■ **Work to complete**
All of the data must be printed exactly; please include every line.

■ **Record list**
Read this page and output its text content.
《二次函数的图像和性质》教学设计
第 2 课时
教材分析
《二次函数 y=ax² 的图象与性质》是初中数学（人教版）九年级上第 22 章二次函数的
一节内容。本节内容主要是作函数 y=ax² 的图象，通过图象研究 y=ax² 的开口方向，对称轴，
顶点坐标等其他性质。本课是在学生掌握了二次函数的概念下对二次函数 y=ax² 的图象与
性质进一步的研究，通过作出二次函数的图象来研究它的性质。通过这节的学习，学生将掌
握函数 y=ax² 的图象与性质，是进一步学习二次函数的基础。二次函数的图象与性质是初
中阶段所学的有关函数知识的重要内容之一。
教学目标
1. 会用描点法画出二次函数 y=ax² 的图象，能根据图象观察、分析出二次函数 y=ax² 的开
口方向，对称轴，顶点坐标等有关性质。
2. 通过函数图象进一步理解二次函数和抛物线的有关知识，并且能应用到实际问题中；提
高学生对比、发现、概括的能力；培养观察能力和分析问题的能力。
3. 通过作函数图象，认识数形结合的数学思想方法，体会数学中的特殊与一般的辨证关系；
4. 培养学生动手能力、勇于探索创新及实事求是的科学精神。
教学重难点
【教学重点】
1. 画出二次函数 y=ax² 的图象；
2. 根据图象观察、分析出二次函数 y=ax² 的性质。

■ **Completed exercise**
Read this page and output its text content.
《二次函数的图像和性质》教学设计
第 2 课时
教材分析
《二次函数 y=ax² 的图象与性质》是初中数学（人教版）九年级上第 22 章二次函数的
一节内容。本节内容主要是作函数 y=ax² 的图象，通过图象研究 y=ax² 的开口方向，对称轴，
顶点坐标等其他性质。本课是在学生掌握了二次函数的概念下对二次函数 y=ax² 的图象与
性质进一步的研究，通过作出二次函数的图象来研究它的性质。通过这节的学习，学生将掌
握函数 y=ax² 的图象与性质，是进一步学习二次函数的基础。二次函数的图象与性质是初
中阶段所学的有关函数知识的重要内容之一。
教学目标
1. 会用描点法画出二次函数 y=ax² 的图象，能根据图象观察、分析出二次函数 y=ax² 的开
口方向，对称轴，顶点坐标等有关性质。
2. 通过函数图象进一步理解二次函数和抛物线的有关知识，并且能应用到实际问题中；提
高学生对比、发现、概括的能力；培养观察能力和分析问题的能力。
3. 通过作函数图象，认识数形结合的数学思想方法，体会数学中的特殊与一般的辨证关系；
4. 培养学生动手能力、勇于探索创新及实事求是的科学精神。
教学重难点
【教学重点】
1. 画出二次函数 y=ax² 的图象；
2. 根据图象观察、分析出二次函数 y=ax² 的性质。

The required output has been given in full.